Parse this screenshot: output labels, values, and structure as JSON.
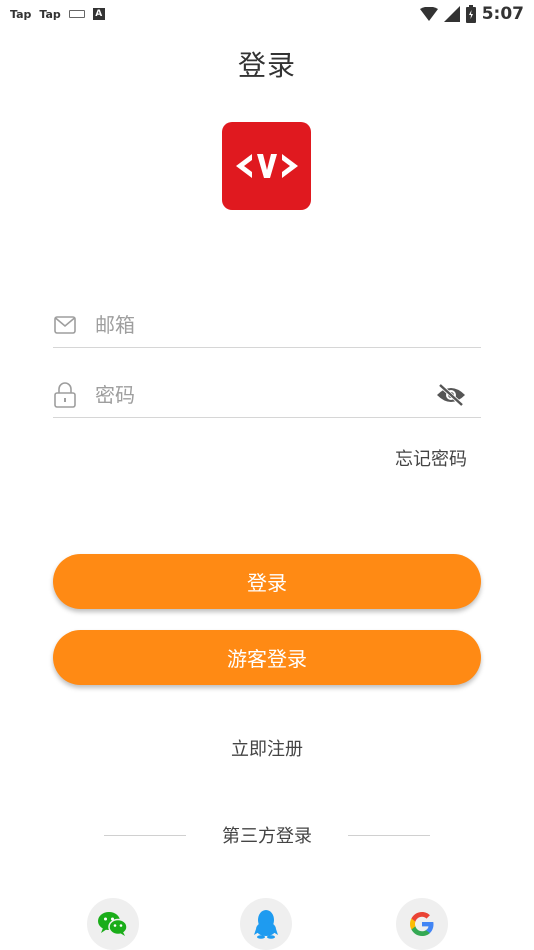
{
  "status_bar": {
    "app1": "Tap",
    "app2": "Tap",
    "keyboard_letter": "A",
    "time": "5:07"
  },
  "header": {
    "title": "登录"
  },
  "form": {
    "email": {
      "placeholder": "邮箱",
      "value": ""
    },
    "password": {
      "placeholder": "密码",
      "value": ""
    },
    "forgot_label": "忘记密码"
  },
  "buttons": {
    "login_label": "登录",
    "guest_label": "游客登录"
  },
  "register_label": "立即注册",
  "third_party": {
    "label": "第三方登录",
    "providers": [
      "wechat-icon",
      "qq-icon",
      "google-icon"
    ]
  },
  "colors": {
    "accent": "#ff8a14",
    "logo_bg": "#e0191f",
    "wechat": "#1aad19",
    "qq": "#1e9bf0"
  }
}
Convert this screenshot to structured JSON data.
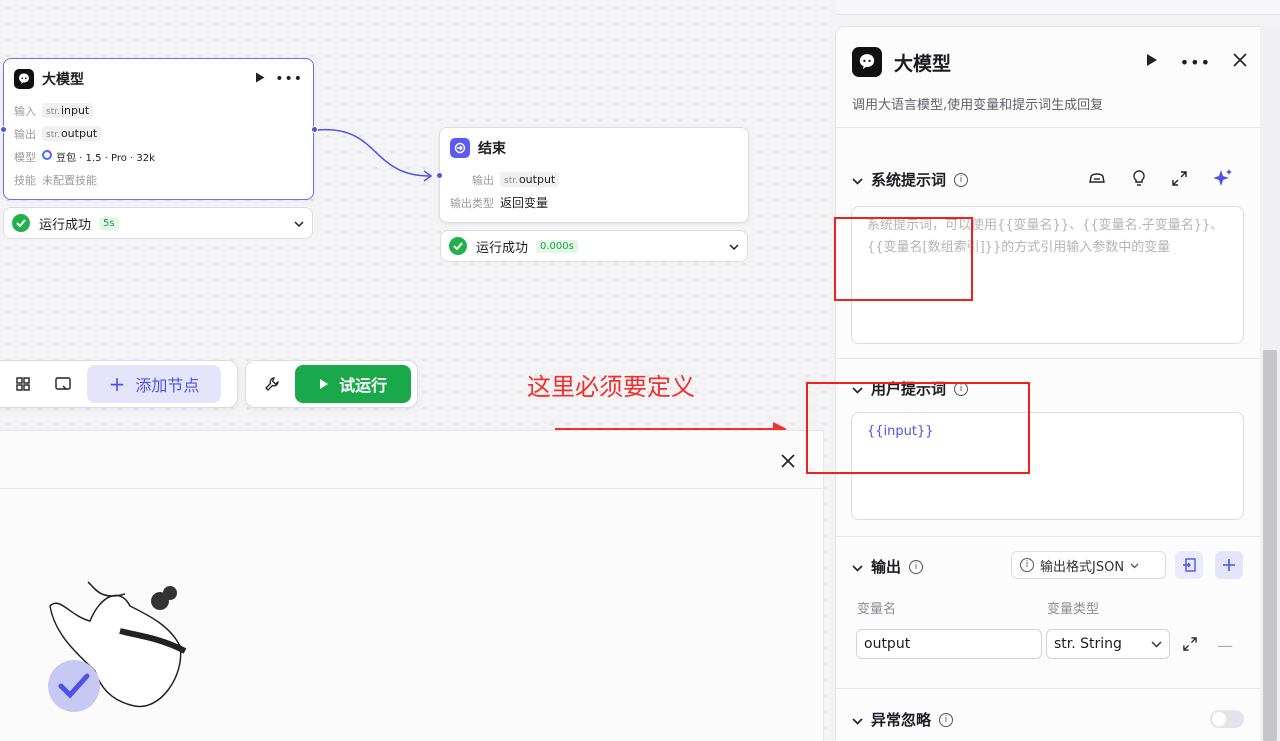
{
  "llm_node": {
    "title": "大模型",
    "rows": [
      {
        "label": "输入",
        "type": "str.",
        "value": "input"
      },
      {
        "label": "输出",
        "type": "str.",
        "value": "output"
      }
    ],
    "model_label": "模型",
    "model_value": "豆包 · 1.5 · Pro · 32k",
    "skill_label": "技能",
    "skill_value": "未配置技能",
    "status": "运行成功",
    "time": "5s"
  },
  "end_node": {
    "title": "结束",
    "output_label": "输出",
    "output_type": "str.",
    "output_value": "output",
    "output_kind_label": "输出类型",
    "output_kind_value": "返回变量",
    "status": "运行成功",
    "time": "0.000s"
  },
  "toolbar": {
    "add_node_label": "添加节点",
    "run_label": "试运行"
  },
  "annotation": {
    "text": "这里必须要定义"
  },
  "side_panel": {
    "title": "大模型",
    "description": "调用大语言模型,使用变量和提示词生成回复",
    "system_prompt": {
      "title": "系统提示词",
      "placeholder": "系统提示词，可以使用{{变量名}}、{{变量名.子变量名}}、{{变量名[数组索引]}}的方式引用输入参数中的变量"
    },
    "user_prompt": {
      "title": "用户提示词",
      "value": "{{input}}"
    },
    "output": {
      "title": "输出",
      "format_label": "输出格式JSON",
      "col_name": "变量名",
      "col_type": "变量类型",
      "var_name": "output",
      "var_type": "str. String"
    },
    "exception": {
      "title": "异常忽略"
    }
  },
  "colors": {
    "accent": "#4d53e8",
    "success": "#22b14c",
    "run_button": "#1aa94a",
    "annotation": "#f0302a"
  }
}
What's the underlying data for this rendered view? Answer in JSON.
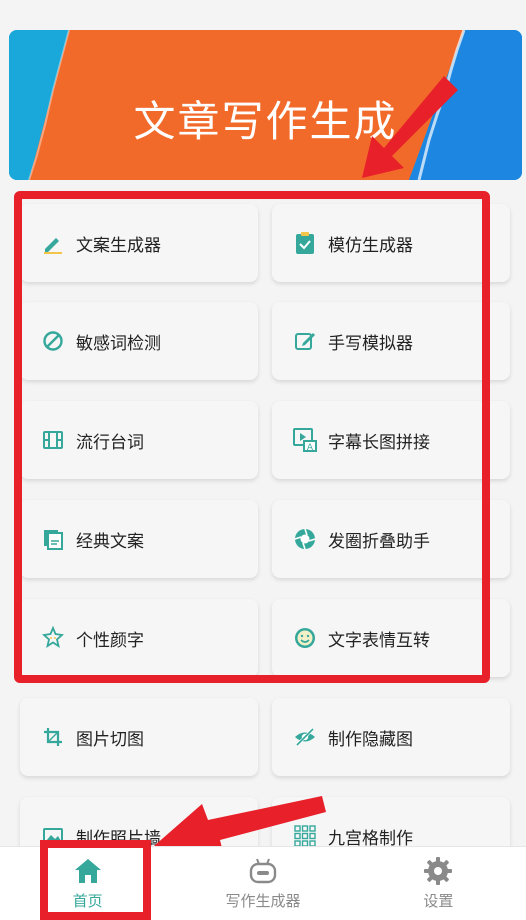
{
  "banner": {
    "title": "文章写作生成"
  },
  "tools": [
    {
      "label": "文案生成器",
      "icon": "pencil-icon"
    },
    {
      "label": "模仿生成器",
      "icon": "clipboard-check-icon"
    },
    {
      "label": "敏感词检测",
      "icon": "prohibit-icon"
    },
    {
      "label": "手写模拟器",
      "icon": "edit-square-icon"
    },
    {
      "label": "流行台词",
      "icon": "film-icon"
    },
    {
      "label": "字幕长图拼接",
      "icon": "subtitle-image-icon"
    },
    {
      "label": "经典文案",
      "icon": "document-stack-icon"
    },
    {
      "label": "发圈折叠助手",
      "icon": "camera-aperture-icon"
    },
    {
      "label": "个性颜字",
      "icon": "sparkle-face-icon"
    },
    {
      "label": "文字表情互转",
      "icon": "smiley-icon"
    },
    {
      "label": "图片切图",
      "icon": "crop-icon"
    },
    {
      "label": "制作隐藏图",
      "icon": "eye-off-icon"
    },
    {
      "label": "制作照片墙",
      "icon": "photo-wall-icon"
    },
    {
      "label": "九宫格制作",
      "icon": "nine-grid-icon"
    }
  ],
  "tabbar": {
    "home": "首页",
    "writer": "写作生成器",
    "settings": "设置"
  },
  "colors": {
    "accent": "#35a89b",
    "annotation": "#e8202a",
    "banner_orange": "#f26a2a",
    "banner_blue": "#1c86e0"
  }
}
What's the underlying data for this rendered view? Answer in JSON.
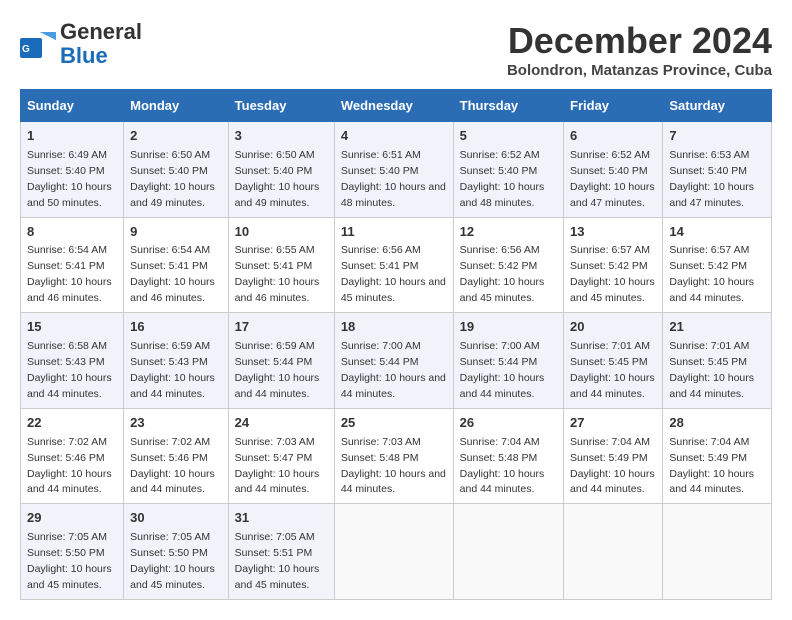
{
  "logo": {
    "general": "General",
    "blue": "Blue"
  },
  "header": {
    "month": "December 2024",
    "location": "Bolondron, Matanzas Province, Cuba"
  },
  "days_of_week": [
    "Sunday",
    "Monday",
    "Tuesday",
    "Wednesday",
    "Thursday",
    "Friday",
    "Saturday"
  ],
  "weeks": [
    [
      {
        "day": "1",
        "sunrise": "6:49 AM",
        "sunset": "5:40 PM",
        "daylight": "10 hours and 50 minutes."
      },
      {
        "day": "2",
        "sunrise": "6:50 AM",
        "sunset": "5:40 PM",
        "daylight": "10 hours and 49 minutes."
      },
      {
        "day": "3",
        "sunrise": "6:50 AM",
        "sunset": "5:40 PM",
        "daylight": "10 hours and 49 minutes."
      },
      {
        "day": "4",
        "sunrise": "6:51 AM",
        "sunset": "5:40 PM",
        "daylight": "10 hours and 48 minutes."
      },
      {
        "day": "5",
        "sunrise": "6:52 AM",
        "sunset": "5:40 PM",
        "daylight": "10 hours and 48 minutes."
      },
      {
        "day": "6",
        "sunrise": "6:52 AM",
        "sunset": "5:40 PM",
        "daylight": "10 hours and 47 minutes."
      },
      {
        "day": "7",
        "sunrise": "6:53 AM",
        "sunset": "5:40 PM",
        "daylight": "10 hours and 47 minutes."
      }
    ],
    [
      {
        "day": "8",
        "sunrise": "6:54 AM",
        "sunset": "5:41 PM",
        "daylight": "10 hours and 46 minutes."
      },
      {
        "day": "9",
        "sunrise": "6:54 AM",
        "sunset": "5:41 PM",
        "daylight": "10 hours and 46 minutes."
      },
      {
        "day": "10",
        "sunrise": "6:55 AM",
        "sunset": "5:41 PM",
        "daylight": "10 hours and 46 minutes."
      },
      {
        "day": "11",
        "sunrise": "6:56 AM",
        "sunset": "5:41 PM",
        "daylight": "10 hours and 45 minutes."
      },
      {
        "day": "12",
        "sunrise": "6:56 AM",
        "sunset": "5:42 PM",
        "daylight": "10 hours and 45 minutes."
      },
      {
        "day": "13",
        "sunrise": "6:57 AM",
        "sunset": "5:42 PM",
        "daylight": "10 hours and 45 minutes."
      },
      {
        "day": "14",
        "sunrise": "6:57 AM",
        "sunset": "5:42 PM",
        "daylight": "10 hours and 44 minutes."
      }
    ],
    [
      {
        "day": "15",
        "sunrise": "6:58 AM",
        "sunset": "5:43 PM",
        "daylight": "10 hours and 44 minutes."
      },
      {
        "day": "16",
        "sunrise": "6:59 AM",
        "sunset": "5:43 PM",
        "daylight": "10 hours and 44 minutes."
      },
      {
        "day": "17",
        "sunrise": "6:59 AM",
        "sunset": "5:44 PM",
        "daylight": "10 hours and 44 minutes."
      },
      {
        "day": "18",
        "sunrise": "7:00 AM",
        "sunset": "5:44 PM",
        "daylight": "10 hours and 44 minutes."
      },
      {
        "day": "19",
        "sunrise": "7:00 AM",
        "sunset": "5:44 PM",
        "daylight": "10 hours and 44 minutes."
      },
      {
        "day": "20",
        "sunrise": "7:01 AM",
        "sunset": "5:45 PM",
        "daylight": "10 hours and 44 minutes."
      },
      {
        "day": "21",
        "sunrise": "7:01 AM",
        "sunset": "5:45 PM",
        "daylight": "10 hours and 44 minutes."
      }
    ],
    [
      {
        "day": "22",
        "sunrise": "7:02 AM",
        "sunset": "5:46 PM",
        "daylight": "10 hours and 44 minutes."
      },
      {
        "day": "23",
        "sunrise": "7:02 AM",
        "sunset": "5:46 PM",
        "daylight": "10 hours and 44 minutes."
      },
      {
        "day": "24",
        "sunrise": "7:03 AM",
        "sunset": "5:47 PM",
        "daylight": "10 hours and 44 minutes."
      },
      {
        "day": "25",
        "sunrise": "7:03 AM",
        "sunset": "5:48 PM",
        "daylight": "10 hours and 44 minutes."
      },
      {
        "day": "26",
        "sunrise": "7:04 AM",
        "sunset": "5:48 PM",
        "daylight": "10 hours and 44 minutes."
      },
      {
        "day": "27",
        "sunrise": "7:04 AM",
        "sunset": "5:49 PM",
        "daylight": "10 hours and 44 minutes."
      },
      {
        "day": "28",
        "sunrise": "7:04 AM",
        "sunset": "5:49 PM",
        "daylight": "10 hours and 44 minutes."
      }
    ],
    [
      {
        "day": "29",
        "sunrise": "7:05 AM",
        "sunset": "5:50 PM",
        "daylight": "10 hours and 45 minutes."
      },
      {
        "day": "30",
        "sunrise": "7:05 AM",
        "sunset": "5:50 PM",
        "daylight": "10 hours and 45 minutes."
      },
      {
        "day": "31",
        "sunrise": "7:05 AM",
        "sunset": "5:51 PM",
        "daylight": "10 hours and 45 minutes."
      },
      null,
      null,
      null,
      null
    ]
  ]
}
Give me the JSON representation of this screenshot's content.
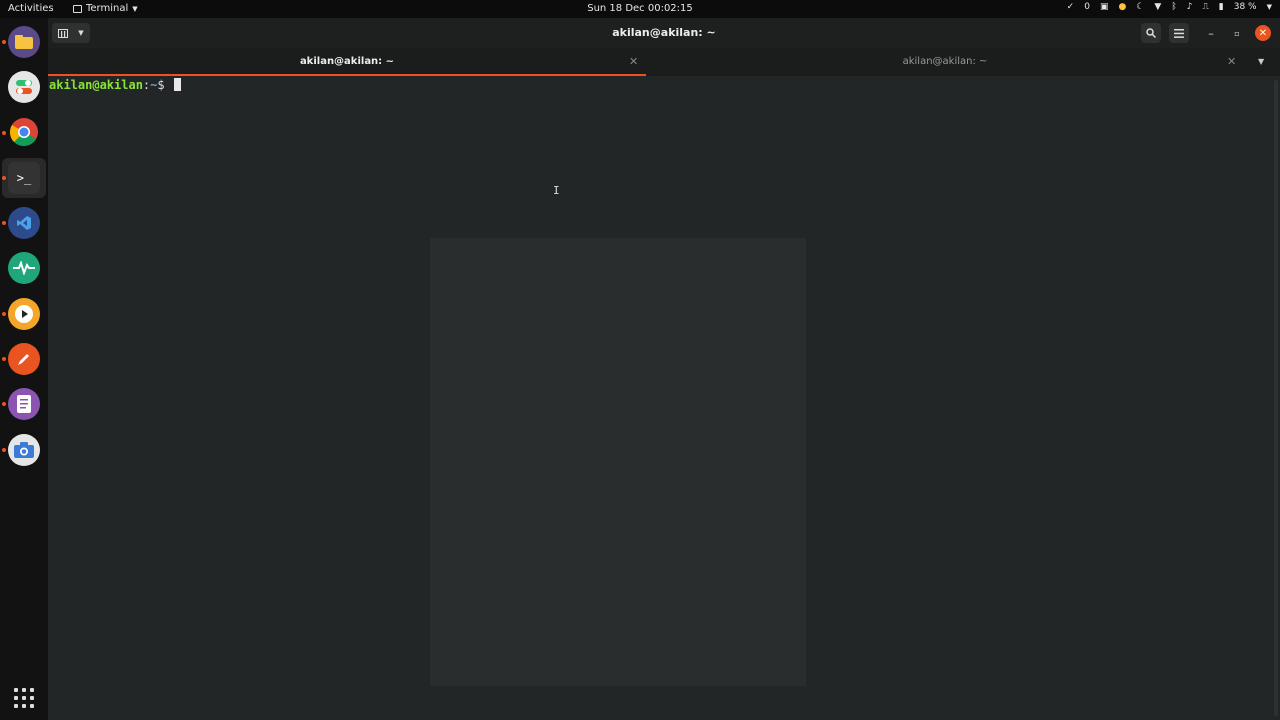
{
  "topbar": {
    "activities": "Activities",
    "app_name": "Terminal",
    "clock": "Sun 18 Dec  00:02:15",
    "notification_count": "0",
    "battery": "38 %"
  },
  "dock": {
    "items": [
      {
        "name": "files-icon",
        "color": "#f6c342"
      },
      {
        "name": "settings-toggle-icon",
        "color": "#e6e6e6"
      },
      {
        "name": "chrome-icon",
        "color": "#4285f4"
      },
      {
        "name": "terminal-icon",
        "color": "#333333"
      },
      {
        "name": "vscode-icon",
        "color": "#2d67b4"
      },
      {
        "name": "system-monitor-icon",
        "color": "#2fbf71"
      },
      {
        "name": "media-player-icon",
        "color": "#f4a62a"
      },
      {
        "name": "pen-tool-icon",
        "color": "#e95420"
      },
      {
        "name": "text-editor-icon",
        "color": "#8b54b0"
      },
      {
        "name": "screenshot-icon",
        "color": "#3a7bd5"
      }
    ]
  },
  "window": {
    "title": "akilan@akilan: ~",
    "tabs": [
      {
        "label": "akilan@akilan: ~",
        "active": true
      },
      {
        "label": "akilan@akilan: ~",
        "active": false
      }
    ]
  },
  "terminal": {
    "user_host": "akilan@akilan",
    "separator": ":",
    "path": "~",
    "prompt": "$ "
  },
  "colors": {
    "accent": "#e95420",
    "prompt_user": "#8ae234",
    "prompt_path": "#729fcf"
  }
}
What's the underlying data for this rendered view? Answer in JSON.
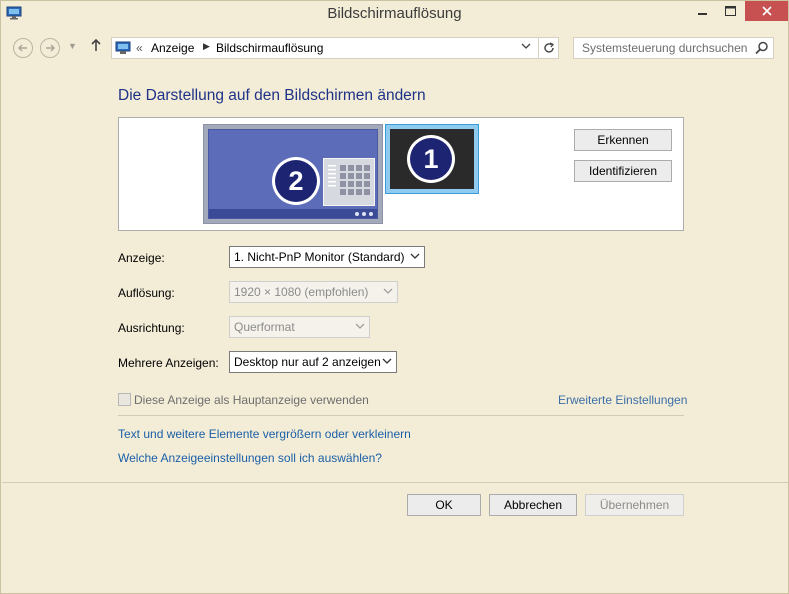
{
  "window": {
    "title": "Bildschirmauflösung",
    "icon": "display-settings-icon",
    "controls": {
      "minimize": "–",
      "maximize": "□",
      "close": "✕"
    }
  },
  "nav": {
    "back_icon": "back-arrow-icon",
    "forward_icon": "forward-arrow-icon",
    "up_icon": "up-arrow-icon",
    "breadcrumb_prefix": "«",
    "breadcrumb": [
      "Anzeige",
      "Bildschirmauflösung"
    ],
    "search_placeholder": "Systemsteuerung durchsuchen"
  },
  "main": {
    "heading": "Die Darstellung auf den Bildschirmen ändern",
    "monitors": [
      {
        "number": "1",
        "active": true
      },
      {
        "number": "2",
        "active": false
      }
    ],
    "buttons": {
      "detect": "Erkennen",
      "identify": "Identifizieren"
    },
    "fields": {
      "display_label": "Anzeige:",
      "display_value": "1. Nicht-PnP Monitor (Standard)",
      "resolution_label": "Auflösung:",
      "resolution_value": "1920 × 1080 (empfohlen)",
      "orientation_label": "Ausrichtung:",
      "orientation_value": "Querformat",
      "multiple_label": "Mehrere Anzeigen:",
      "multiple_value": "Desktop nur auf 2 anzeigen"
    },
    "checkbox_label": "Diese Anzeige als Hauptanzeige verwenden",
    "advanced_link": "Erweiterte Einstellungen",
    "links": [
      "Text und weitere Elemente vergrößern oder verkleinern",
      "Welche Anzeigeeinstellungen soll ich auswählen?"
    ]
  },
  "footer": {
    "ok": "OK",
    "cancel": "Abbrechen",
    "apply": "Übernehmen"
  },
  "colors": {
    "heading": "#1e3287",
    "link": "#1b5fa8",
    "window_bg": "#f3edd7",
    "close_button": "#c75050",
    "monitor_active_border": "#3a9bdb",
    "badge": "#1d2572"
  }
}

__________________________________________________

Problem statement. Single out each line of the records above with the string "heading" in it, and copy it.

Solution to this exercise.
    "heading": "Die Darstellung auf den Bildschirmen ändern",
    "heading": "#1e3287",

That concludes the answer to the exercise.